→ PROBLEM DESCRIPTION
Without the pictures, give the entries below again exactly as written.

** begin MATERIAL FOR THIS TASK **

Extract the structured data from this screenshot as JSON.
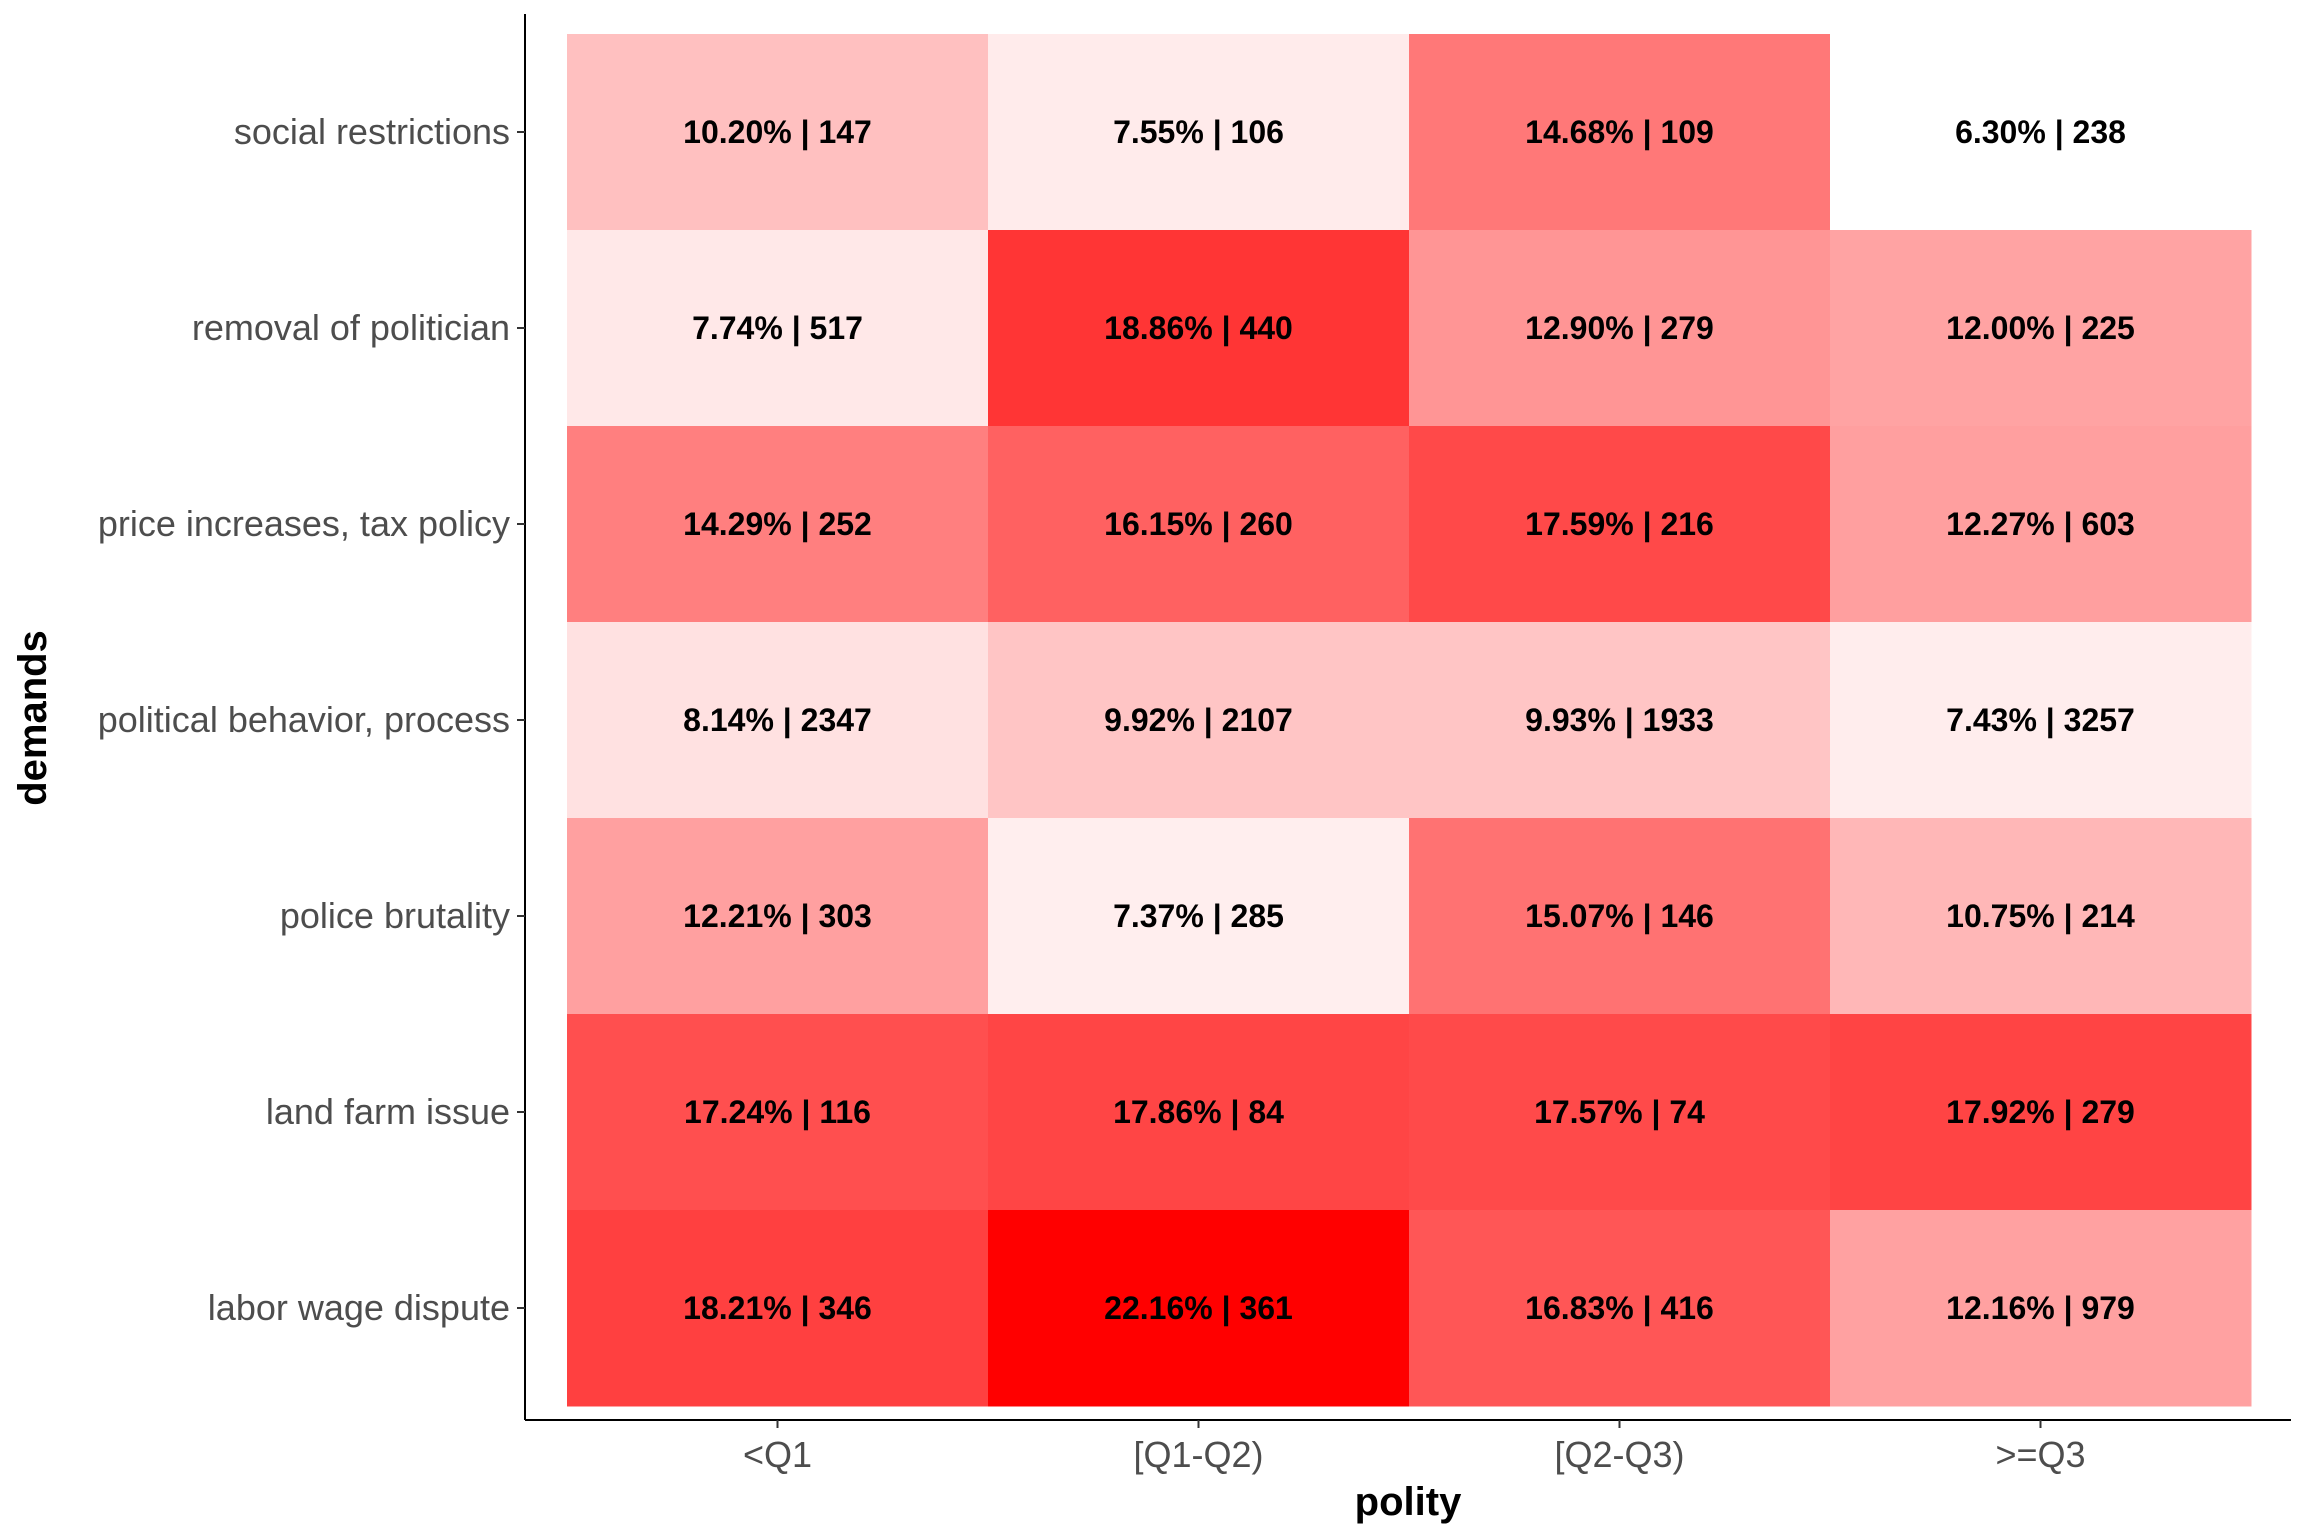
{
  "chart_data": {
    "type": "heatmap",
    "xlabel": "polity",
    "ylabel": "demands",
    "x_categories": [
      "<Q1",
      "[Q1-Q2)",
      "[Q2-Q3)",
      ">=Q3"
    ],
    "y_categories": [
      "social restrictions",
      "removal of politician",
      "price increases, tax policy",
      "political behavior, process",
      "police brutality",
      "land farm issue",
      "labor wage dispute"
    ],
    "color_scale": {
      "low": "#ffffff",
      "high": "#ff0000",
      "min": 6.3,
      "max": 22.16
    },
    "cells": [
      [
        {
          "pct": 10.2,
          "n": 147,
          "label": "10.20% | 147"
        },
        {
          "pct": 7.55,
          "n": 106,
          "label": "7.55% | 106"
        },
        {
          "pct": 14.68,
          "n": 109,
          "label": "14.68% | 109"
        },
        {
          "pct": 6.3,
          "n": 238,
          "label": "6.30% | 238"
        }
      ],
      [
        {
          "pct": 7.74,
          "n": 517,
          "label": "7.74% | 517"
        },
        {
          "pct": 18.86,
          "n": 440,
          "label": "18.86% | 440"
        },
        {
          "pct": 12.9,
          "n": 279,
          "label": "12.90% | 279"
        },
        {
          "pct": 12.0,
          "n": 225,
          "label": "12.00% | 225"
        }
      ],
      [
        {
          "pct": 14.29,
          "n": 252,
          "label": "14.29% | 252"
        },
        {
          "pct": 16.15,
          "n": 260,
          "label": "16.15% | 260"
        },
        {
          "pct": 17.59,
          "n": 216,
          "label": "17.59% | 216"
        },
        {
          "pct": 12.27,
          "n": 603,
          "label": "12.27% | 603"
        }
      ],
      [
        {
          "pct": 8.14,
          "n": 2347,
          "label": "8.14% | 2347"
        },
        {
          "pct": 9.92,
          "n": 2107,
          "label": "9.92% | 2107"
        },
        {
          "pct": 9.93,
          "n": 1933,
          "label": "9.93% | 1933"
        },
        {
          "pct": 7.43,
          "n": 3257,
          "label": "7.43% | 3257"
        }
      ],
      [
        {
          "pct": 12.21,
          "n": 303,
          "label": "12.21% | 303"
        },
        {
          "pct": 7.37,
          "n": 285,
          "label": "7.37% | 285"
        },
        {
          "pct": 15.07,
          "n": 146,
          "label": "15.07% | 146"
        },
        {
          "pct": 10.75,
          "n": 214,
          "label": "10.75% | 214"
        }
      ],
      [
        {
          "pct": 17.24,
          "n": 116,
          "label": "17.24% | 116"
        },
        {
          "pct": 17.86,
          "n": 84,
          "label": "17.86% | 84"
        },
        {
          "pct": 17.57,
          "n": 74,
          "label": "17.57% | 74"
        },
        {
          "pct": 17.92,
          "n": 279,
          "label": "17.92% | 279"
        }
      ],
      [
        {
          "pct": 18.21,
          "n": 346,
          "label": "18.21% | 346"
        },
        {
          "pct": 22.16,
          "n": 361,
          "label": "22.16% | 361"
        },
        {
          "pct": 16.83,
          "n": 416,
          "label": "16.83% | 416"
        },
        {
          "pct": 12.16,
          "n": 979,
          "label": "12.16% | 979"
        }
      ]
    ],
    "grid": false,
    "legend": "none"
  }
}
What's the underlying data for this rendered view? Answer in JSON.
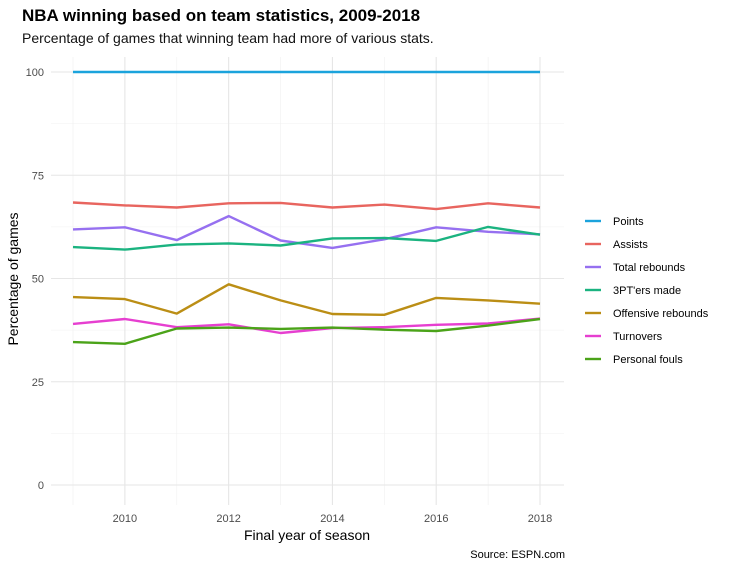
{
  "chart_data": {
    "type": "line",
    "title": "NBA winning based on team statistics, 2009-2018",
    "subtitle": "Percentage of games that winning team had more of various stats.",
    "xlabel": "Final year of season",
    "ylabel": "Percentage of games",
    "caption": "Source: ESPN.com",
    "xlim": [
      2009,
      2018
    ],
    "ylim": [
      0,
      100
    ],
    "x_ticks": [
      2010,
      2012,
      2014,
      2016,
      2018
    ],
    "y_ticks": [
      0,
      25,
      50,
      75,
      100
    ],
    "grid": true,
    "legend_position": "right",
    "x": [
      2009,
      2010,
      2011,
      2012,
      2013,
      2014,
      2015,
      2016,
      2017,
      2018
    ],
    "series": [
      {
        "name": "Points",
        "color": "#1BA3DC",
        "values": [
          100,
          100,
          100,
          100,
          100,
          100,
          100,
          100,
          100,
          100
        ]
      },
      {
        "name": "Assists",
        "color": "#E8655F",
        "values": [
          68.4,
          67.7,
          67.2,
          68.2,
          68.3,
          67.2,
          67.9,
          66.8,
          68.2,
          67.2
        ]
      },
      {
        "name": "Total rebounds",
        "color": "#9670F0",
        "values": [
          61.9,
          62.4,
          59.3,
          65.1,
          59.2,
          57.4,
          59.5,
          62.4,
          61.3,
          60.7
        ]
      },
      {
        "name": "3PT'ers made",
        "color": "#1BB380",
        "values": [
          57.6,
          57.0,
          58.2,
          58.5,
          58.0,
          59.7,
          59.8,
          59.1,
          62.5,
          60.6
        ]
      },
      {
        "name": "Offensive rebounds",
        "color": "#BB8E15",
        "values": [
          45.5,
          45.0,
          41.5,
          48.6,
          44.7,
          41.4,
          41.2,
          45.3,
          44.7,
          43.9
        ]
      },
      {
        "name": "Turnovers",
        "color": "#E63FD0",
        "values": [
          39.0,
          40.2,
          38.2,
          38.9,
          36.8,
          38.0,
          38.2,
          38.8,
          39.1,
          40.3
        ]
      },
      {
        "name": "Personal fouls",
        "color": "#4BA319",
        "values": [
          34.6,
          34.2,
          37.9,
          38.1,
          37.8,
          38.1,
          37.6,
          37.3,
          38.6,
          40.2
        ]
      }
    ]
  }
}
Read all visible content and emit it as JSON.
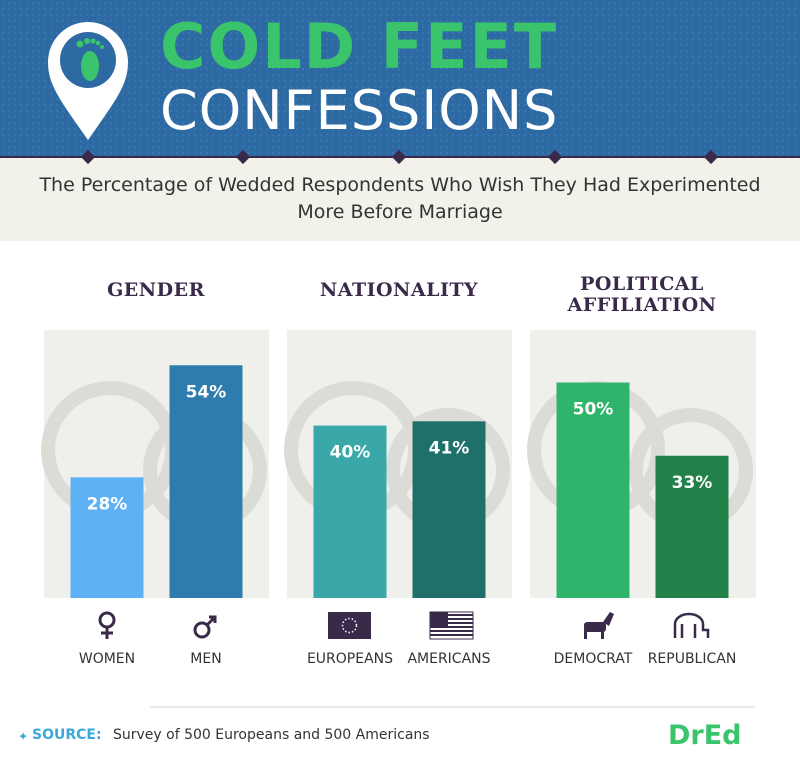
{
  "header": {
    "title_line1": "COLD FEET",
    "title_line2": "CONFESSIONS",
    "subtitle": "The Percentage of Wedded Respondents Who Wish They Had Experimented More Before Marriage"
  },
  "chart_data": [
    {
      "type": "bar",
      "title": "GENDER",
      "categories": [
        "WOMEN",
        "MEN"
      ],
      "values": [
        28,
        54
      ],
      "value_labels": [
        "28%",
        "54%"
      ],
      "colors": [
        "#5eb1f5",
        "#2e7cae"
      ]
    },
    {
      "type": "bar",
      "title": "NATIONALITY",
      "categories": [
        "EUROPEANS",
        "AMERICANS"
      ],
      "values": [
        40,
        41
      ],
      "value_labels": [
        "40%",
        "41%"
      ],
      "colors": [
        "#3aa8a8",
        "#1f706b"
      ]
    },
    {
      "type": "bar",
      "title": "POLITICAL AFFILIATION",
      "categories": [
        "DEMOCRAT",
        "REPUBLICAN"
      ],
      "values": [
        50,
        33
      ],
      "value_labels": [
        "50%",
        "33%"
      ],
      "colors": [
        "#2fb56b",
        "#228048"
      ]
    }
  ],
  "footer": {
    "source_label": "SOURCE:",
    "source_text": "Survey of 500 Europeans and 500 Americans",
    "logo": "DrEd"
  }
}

** end MATERIAL FOR THIS TASK **

→ THE REPLY
Extract the structured data from this screenshot as JSON.
{
  "chart_data": {
    "type": "heatmap",
    "xlabel": "polity",
    "ylabel": "demands",
    "x_categories": [
      "<Q1",
      "[Q1-Q2)",
      "[Q2-Q3)",
      ">=Q3"
    ],
    "y_categories": [
      "social restrictions",
      "removal of politician",
      "price increases, tax policy",
      "political behavior, process",
      "police brutality",
      "land farm issue",
      "labor wage dispute"
    ],
    "color_scale": {
      "low": "#ffffff",
      "high": "#ff0000",
      "min": 6.3,
      "max": 22.16
    },
    "cells": [
      [
        {
          "pct": 10.2,
          "n": 147,
          "label": "10.20% | 147"
        },
        {
          "pct": 7.55,
          "n": 106,
          "label": "7.55% | 106"
        },
        {
          "pct": 14.68,
          "n": 109,
          "label": "14.68% | 109"
        },
        {
          "pct": 6.3,
          "n": 238,
          "label": "6.30% | 238"
        }
      ],
      [
        {
          "pct": 7.74,
          "n": 517,
          "label": "7.74% | 517"
        },
        {
          "pct": 18.86,
          "n": 440,
          "label": "18.86% | 440"
        },
        {
          "pct": 12.9,
          "n": 279,
          "label": "12.90% | 279"
        },
        {
          "pct": 12.0,
          "n": 225,
          "label": "12.00% | 225"
        }
      ],
      [
        {
          "pct": 14.29,
          "n": 252,
          "label": "14.29% | 252"
        },
        {
          "pct": 16.15,
          "n": 260,
          "label": "16.15% | 260"
        },
        {
          "pct": 17.59,
          "n": 216,
          "label": "17.59% | 216"
        },
        {
          "pct": 12.27,
          "n": 603,
          "label": "12.27% | 603"
        }
      ],
      [
        {
          "pct": 8.14,
          "n": 2347,
          "label": "8.14% | 2347"
        },
        {
          "pct": 9.92,
          "n": 2107,
          "label": "9.92% | 2107"
        },
        {
          "pct": 9.93,
          "n": 1933,
          "label": "9.93% | 1933"
        },
        {
          "pct": 7.43,
          "n": 3257,
          "label": "7.43% | 3257"
        }
      ],
      [
        {
          "pct": 12.21,
          "n": 303,
          "label": "12.21% | 303"
        },
        {
          "pct": 7.37,
          "n": 285,
          "label": "7.37% | 285"
        },
        {
          "pct": 15.07,
          "n": 146,
          "label": "15.07% | 146"
        },
        {
          "pct": 10.75,
          "n": 214,
          "label": "10.75% | 214"
        }
      ],
      [
        {
          "pct": 17.24,
          "n": 116,
          "label": "17.24% | 116"
        },
        {
          "pct": 17.86,
          "n": 84,
          "label": "17.86% | 84"
        },
        {
          "pct": 17.57,
          "n": 74,
          "label": "17.57% | 74"
        },
        {
          "pct": 17.92,
          "n": 279,
          "label": "17.92% | 279"
        }
      ],
      [
        {
          "pct": 18.21,
          "n": 346,
          "label": "18.21% | 346"
        },
        {
          "pct": 22.16,
          "n": 361,
          "label": "22.16% | 361"
        },
        {
          "pct": 16.83,
          "n": 416,
          "label": "16.83% | 416"
        },
        {
          "pct": 12.16,
          "n": 979,
          "label": "12.16% | 979"
        }
      ]
    ],
    "grid": false,
    "legend": "none"
  }
}
What's the underlying data for this rendered view? Answer in JSON.
{
  "chart_data": {
    "type": "line",
    "title": "NBA winning based on team statistics, 2009-2018",
    "subtitle": "Percentage of games that winning team had more of various stats.",
    "xlabel": "Final year of season",
    "ylabel": "Percentage of games",
    "caption": "Source: ESPN.com",
    "xlim": [
      2009,
      2018
    ],
    "ylim": [
      0,
      100
    ],
    "x_ticks": [
      2010,
      2012,
      2014,
      2016,
      2018
    ],
    "y_ticks": [
      0,
      25,
      50,
      75,
      100
    ],
    "grid": true,
    "legend_position": "right",
    "x": [
      2009,
      2010,
      2011,
      2012,
      2013,
      2014,
      2015,
      2016,
      2017,
      2018
    ],
    "series": [
      {
        "name": "Points",
        "color": "#1BA3DC",
        "values": [
          100,
          100,
          100,
          100,
          100,
          100,
          100,
          100,
          100,
          100
        ]
      },
      {
        "name": "Assists",
        "color": "#E8655F",
        "values": [
          68.4,
          67.7,
          67.2,
          68.2,
          68.3,
          67.2,
          67.9,
          66.8,
          68.2,
          67.2
        ]
      },
      {
        "name": "Total rebounds",
        "color": "#9670F0",
        "values": [
          61.9,
          62.4,
          59.3,
          65.1,
          59.2,
          57.4,
          59.5,
          62.4,
          61.3,
          60.7
        ]
      },
      {
        "name": "3PT'ers made",
        "color": "#1BB380",
        "values": [
          57.6,
          57.0,
          58.2,
          58.5,
          58.0,
          59.7,
          59.8,
          59.1,
          62.5,
          60.6
        ]
      },
      {
        "name": "Offensive rebounds",
        "color": "#BB8E15",
        "values": [
          45.5,
          45.0,
          41.5,
          48.6,
          44.7,
          41.4,
          41.2,
          45.3,
          44.7,
          43.9
        ]
      },
      {
        "name": "Turnovers",
        "color": "#E63FD0",
        "values": [
          39.0,
          40.2,
          38.2,
          38.9,
          36.8,
          38.0,
          38.2,
          38.8,
          39.1,
          40.3
        ]
      },
      {
        "name": "Personal fouls",
        "color": "#4BA319",
        "values": [
          34.6,
          34.2,
          37.9,
          38.1,
          37.8,
          38.1,
          37.6,
          37.3,
          38.6,
          40.2
        ]
      }
    ]
  }
}
Read all visible content and emit it as JSON.
{
  "header": {
    "title_line1": "COLD FEET",
    "title_line2": "CONFESSIONS",
    "subtitle": "The Percentage of Wedded Respondents Who Wish They Had Experimented More Before Marriage"
  },
  "chart_data": [
    {
      "type": "bar",
      "title": "GENDER",
      "categories": [
        "WOMEN",
        "MEN"
      ],
      "values": [
        28,
        54
      ],
      "value_labels": [
        "28%",
        "54%"
      ],
      "colors": [
        "#5eb1f5",
        "#2e7cae"
      ]
    },
    {
      "type": "bar",
      "title": "NATIONALITY",
      "categories": [
        "EUROPEANS",
        "AMERICANS"
      ],
      "values": [
        40,
        41
      ],
      "value_labels": [
        "40%",
        "41%"
      ],
      "colors": [
        "#3aa8a8",
        "#1f706b"
      ]
    },
    {
      "type": "bar",
      "title": "POLITICAL AFFILIATION",
      "categories": [
        "DEMOCRAT",
        "REPUBLICAN"
      ],
      "values": [
        50,
        33
      ],
      "value_labels": [
        "50%",
        "33%"
      ],
      "colors": [
        "#2fb56b",
        "#228048"
      ]
    }
  ],
  "footer": {
    "source_label": "SOURCE:",
    "source_text": "Survey of 500 Europeans and 500 Americans",
    "logo": "DrEd"
  }
}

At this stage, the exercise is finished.